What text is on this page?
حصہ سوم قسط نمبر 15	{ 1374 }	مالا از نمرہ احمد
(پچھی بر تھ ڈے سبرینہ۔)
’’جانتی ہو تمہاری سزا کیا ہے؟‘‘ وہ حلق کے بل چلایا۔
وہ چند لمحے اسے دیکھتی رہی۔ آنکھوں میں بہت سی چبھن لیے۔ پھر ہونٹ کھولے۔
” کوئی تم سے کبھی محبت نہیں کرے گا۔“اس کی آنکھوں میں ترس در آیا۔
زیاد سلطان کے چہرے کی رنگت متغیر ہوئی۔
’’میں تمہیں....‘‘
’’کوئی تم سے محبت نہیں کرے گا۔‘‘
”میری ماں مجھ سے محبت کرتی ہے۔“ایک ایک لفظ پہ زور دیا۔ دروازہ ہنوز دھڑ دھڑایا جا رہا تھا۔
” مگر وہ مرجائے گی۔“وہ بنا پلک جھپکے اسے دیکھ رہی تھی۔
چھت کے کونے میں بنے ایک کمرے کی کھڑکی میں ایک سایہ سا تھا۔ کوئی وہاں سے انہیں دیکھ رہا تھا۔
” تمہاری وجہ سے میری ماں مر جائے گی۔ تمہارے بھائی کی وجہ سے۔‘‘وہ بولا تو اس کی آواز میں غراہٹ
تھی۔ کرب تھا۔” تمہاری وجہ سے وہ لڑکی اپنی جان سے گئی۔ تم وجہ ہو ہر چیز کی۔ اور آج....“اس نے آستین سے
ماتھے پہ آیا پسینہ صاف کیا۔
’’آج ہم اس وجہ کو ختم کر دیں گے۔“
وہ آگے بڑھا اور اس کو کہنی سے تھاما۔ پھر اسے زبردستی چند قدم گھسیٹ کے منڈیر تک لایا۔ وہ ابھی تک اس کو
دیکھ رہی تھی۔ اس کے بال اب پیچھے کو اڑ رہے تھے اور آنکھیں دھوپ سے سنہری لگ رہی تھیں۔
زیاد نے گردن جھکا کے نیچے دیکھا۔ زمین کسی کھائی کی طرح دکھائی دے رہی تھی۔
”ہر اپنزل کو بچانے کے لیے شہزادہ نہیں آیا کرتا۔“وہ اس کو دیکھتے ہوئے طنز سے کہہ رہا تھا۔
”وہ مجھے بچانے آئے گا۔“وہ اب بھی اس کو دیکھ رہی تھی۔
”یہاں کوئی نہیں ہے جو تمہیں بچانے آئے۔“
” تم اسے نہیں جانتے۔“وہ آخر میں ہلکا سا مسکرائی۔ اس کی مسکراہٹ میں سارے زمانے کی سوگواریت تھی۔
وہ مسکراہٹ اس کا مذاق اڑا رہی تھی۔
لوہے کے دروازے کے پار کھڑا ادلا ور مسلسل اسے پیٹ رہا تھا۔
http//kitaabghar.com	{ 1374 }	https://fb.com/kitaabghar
=====
TASK DIRECTIONS: Please reproduce all of the entries exactly as they stand.

REPLY TO THE TASK:
What text is on this page?
حصہ سوم قسط نمبر 15	{ 1374 }	مالا از نمرہ احمد
(پچھی بر تھ ڈے سبرینہ۔)
’’جانتی ہو تمہاری سزا کیا ہے؟‘‘ وہ حلق کے بل چلایا۔
وہ چند لمحے اسے دیکھتی رہی۔ آنکھوں میں بہت سی چبھن لیے۔ پھر ہونٹ کھولے۔
” کوئی تم سے کبھی محبت نہیں کرے گا۔“اس کی آنکھوں میں ترس در آیا۔
زیاد سلطان کے چہرے کی رنگت متغیر ہوئی۔
’’میں تمہیں....‘‘
’’کوئی تم سے محبت نہیں کرے گا۔‘‘
”میری ماں مجھ سے محبت کرتی ہے۔“ایک ایک لفظ پہ زور دیا۔ دروازہ ہنوز دھڑ دھڑایا جا رہا تھا۔
” مگر وہ مرجائے گی۔“وہ بنا پلک جھپکے اسے دیکھ رہی تھی۔
چھت کے کونے میں بنے ایک کمرے کی کھڑکی میں ایک سایہ سا تھا۔ کوئی وہاں سے انہیں دیکھ رہا تھا۔
” تمہاری وجہ سے میری ماں مر جائے گی۔ تمہارے بھائی کی وجہ سے۔‘‘وہ بولا تو اس کی آواز میں غراہٹ
تھی۔ کرب تھا۔” تمہاری وجہ سے وہ لڑکی اپنی جان سے گئی۔ تم وجہ ہو ہر چیز کی۔ اور آج....“اس نے آستین سے
ماتھے پہ آیا پسینہ صاف کیا۔
’’آج ہم اس وجہ کو ختم کر دیں گے۔“
وہ آگے بڑھا اور اس کو کہنی سے تھاما۔ پھر اسے زبردستی چند قدم گھسیٹ کے منڈیر تک لایا۔ وہ ابھی تک اس کو
دیکھ رہی تھی۔ اس کے بال اب پیچھے کو اڑ رہے تھے اور آنکھیں دھوپ سے سنہری لگ رہی تھیں۔
زیاد نے گردن جھکا کے نیچے دیکھا۔ زمین کسی کھائی کی طرح دکھائی دے رہی تھی۔
”ہر اپنزل کو بچانے کے لیے شہزادہ نہیں آیا کرتا۔“وہ اس کو دیکھتے ہوئے طنز سے کہہ رہا تھا۔
”وہ مجھے بچانے آئے گا۔“وہ اب بھی اس کو دیکھ رہی تھی۔
”یہاں کوئی نہیں ہے جو تمہیں بچانے آئے۔“
” تم اسے نہیں جانتے۔“وہ آخر میں ہلکا سا مسکرائی۔ اس کی مسکراہٹ میں سارے زمانے کی سوگواریت تھی۔
وہ مسکراہٹ اس کا مذاق اڑا رہی تھی۔
لوہے کے دروازے کے پار کھڑا ادلا ور مسلسل اسے پیٹ رہا تھا۔
http//kitaabghar.com	{ 1374 }	https://fb.com/kitaabghar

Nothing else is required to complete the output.